━━━ LESETEXT
# Maus erkennt Mauspad nicht



## Mure58 (17. Januar 2014)

Hallo,
ich habe ein Problem mit meiner neuen Maus und meinem Mauspad. Vor c.a. 3 Wochen habe ich mir ein Mauspad gekauft. Das Steelseries 4HD. Mit meiner alten Maus funktionierte alles einwandfrei. Es war jedoch eine sehr alte Maus und ich hatte schon länger vor, mir eine neue zu kaufen. Also habe ich mir vor 2 Tagen die Sharkoon Drakonia Black Gaming Maus gekauft. Die Maus ansich finde ich nicht schlecht, jedoch erkennt sie das Mauspad nicht. Der Mauszeiger bewegt sich nur sehr schwer bis garnicht.
━━━━━━
▶ _AUFGABE 1_:
Gib an, in wie vielen Zeilen der Datensätze die Zeichenfolge "tyrrhenian" vorkommt, und nenne nur die Zahl. Dabei zählt Groß- und Kleinschreibung.
▶ _AUFGABE 2_:
Setze den Forenbeitrag über die Maus, die das Mauspad nicht erkennt, dort fort, wo er endet.
━━━ VORLIEGENDE DATENSÄTZE
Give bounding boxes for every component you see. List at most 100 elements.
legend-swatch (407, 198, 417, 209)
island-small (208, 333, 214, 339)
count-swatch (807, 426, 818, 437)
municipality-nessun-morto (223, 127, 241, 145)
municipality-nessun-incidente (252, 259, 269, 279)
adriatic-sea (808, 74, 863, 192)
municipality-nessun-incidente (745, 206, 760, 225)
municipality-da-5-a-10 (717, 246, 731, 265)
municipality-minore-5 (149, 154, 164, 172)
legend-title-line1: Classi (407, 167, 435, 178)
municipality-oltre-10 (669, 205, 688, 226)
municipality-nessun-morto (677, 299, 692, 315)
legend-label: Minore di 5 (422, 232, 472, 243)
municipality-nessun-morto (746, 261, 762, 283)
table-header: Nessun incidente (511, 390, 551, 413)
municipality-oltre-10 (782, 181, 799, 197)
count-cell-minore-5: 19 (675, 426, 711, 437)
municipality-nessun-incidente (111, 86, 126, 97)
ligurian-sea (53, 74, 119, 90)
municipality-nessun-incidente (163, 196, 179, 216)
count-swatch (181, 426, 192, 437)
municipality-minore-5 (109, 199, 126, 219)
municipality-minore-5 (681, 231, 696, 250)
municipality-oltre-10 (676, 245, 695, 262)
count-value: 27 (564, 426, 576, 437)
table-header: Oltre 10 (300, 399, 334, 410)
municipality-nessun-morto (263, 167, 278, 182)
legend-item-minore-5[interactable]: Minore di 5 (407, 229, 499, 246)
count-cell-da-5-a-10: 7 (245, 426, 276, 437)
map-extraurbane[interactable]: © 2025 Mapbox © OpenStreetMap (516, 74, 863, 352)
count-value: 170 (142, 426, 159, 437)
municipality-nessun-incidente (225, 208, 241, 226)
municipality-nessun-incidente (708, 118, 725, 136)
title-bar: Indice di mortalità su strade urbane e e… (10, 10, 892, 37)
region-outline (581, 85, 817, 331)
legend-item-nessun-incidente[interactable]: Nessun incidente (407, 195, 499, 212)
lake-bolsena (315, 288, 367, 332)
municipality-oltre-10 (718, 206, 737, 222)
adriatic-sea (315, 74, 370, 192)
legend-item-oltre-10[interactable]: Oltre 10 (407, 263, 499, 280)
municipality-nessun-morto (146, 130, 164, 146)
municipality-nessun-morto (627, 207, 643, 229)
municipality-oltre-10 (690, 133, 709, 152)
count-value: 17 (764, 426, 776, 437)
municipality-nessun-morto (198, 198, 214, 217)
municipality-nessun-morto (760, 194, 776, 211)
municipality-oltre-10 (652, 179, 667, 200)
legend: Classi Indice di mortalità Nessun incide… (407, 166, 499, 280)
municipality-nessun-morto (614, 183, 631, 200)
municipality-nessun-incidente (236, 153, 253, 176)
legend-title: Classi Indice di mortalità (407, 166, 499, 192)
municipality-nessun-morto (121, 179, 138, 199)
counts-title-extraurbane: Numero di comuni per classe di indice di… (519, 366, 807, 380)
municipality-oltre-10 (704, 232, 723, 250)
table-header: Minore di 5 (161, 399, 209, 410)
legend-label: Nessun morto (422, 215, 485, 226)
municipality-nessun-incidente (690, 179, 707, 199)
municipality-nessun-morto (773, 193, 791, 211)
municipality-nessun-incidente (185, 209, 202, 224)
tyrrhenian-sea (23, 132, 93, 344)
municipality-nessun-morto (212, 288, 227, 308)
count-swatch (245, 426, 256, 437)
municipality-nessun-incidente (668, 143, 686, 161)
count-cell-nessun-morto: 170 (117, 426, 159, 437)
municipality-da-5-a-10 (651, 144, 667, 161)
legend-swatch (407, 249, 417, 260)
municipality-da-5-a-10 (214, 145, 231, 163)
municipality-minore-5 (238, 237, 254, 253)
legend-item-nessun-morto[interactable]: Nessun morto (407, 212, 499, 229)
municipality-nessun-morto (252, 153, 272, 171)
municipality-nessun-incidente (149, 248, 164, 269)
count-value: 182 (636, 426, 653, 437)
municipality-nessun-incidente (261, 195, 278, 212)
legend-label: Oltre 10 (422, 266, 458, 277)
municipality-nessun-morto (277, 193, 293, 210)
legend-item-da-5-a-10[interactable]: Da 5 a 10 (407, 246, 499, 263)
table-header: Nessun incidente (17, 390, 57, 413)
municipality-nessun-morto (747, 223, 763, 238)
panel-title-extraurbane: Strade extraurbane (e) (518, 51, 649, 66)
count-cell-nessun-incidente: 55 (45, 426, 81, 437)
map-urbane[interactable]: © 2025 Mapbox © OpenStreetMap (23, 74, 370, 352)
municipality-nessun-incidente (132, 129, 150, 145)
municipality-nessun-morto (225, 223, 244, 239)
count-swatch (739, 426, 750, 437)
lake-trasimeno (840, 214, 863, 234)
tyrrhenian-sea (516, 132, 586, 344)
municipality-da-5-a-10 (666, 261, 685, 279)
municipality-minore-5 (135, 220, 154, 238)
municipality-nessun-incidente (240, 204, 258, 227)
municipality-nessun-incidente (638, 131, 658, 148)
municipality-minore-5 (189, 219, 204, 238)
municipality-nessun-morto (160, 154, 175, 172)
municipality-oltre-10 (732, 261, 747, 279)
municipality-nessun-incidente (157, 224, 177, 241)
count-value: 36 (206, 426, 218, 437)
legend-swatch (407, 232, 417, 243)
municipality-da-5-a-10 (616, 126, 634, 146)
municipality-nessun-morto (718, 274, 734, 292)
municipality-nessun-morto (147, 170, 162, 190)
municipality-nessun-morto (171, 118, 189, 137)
━━━━━━
▶ _ANTWORT 1_:
2

▶ _ANTWORT 2_:
Ich vermute mal, dass der Laser Sensor die Oberfläche (Plastik) nicht erkennt. Gibt es Leute die eine ähnliche Erfahung gemacht haben ? Oder gibt es eventuell Möglichkeiten das Problem zu beheben ? Sonst muss ich die Maus wieder zurückgeben, obwohl ich sie nicht schlecht finde für den Preis :/

MfG

Mure58


----------



## jackennils (17. Januar 2014)

Da ist nicht zufällig noch ein Aufkleber unten an der Maus oder?


----------



## ColorMe (17. Januar 2014)

Auf anderen Oberflächen funktioniert sie wohl Problemlos?


----------



## Mure58 (17. Januar 2014)

Nein auf dem Laser ist keiner. Nur ein QC passed Aufkleber. Dieser befindet sich aber an einer unwichtigen Stelle.
Auf anderen Oberflächen funktioniert sie ganz normal. Jedenfalls auf meinem Tisch. Etwas anderes zum Testen habe ich nicht, da ich kein 2. Mauspad habe :/


----------



## SwissBullet (19. Januar 2014)

Ich hatte eine Steelseries XAI Maus die ich auf einem Steelseries Qck benutzte.
Als ich dann auf eine Logitech MMO G600 umgestiegen bin mochte sie das Mauspad überhaubt nicht.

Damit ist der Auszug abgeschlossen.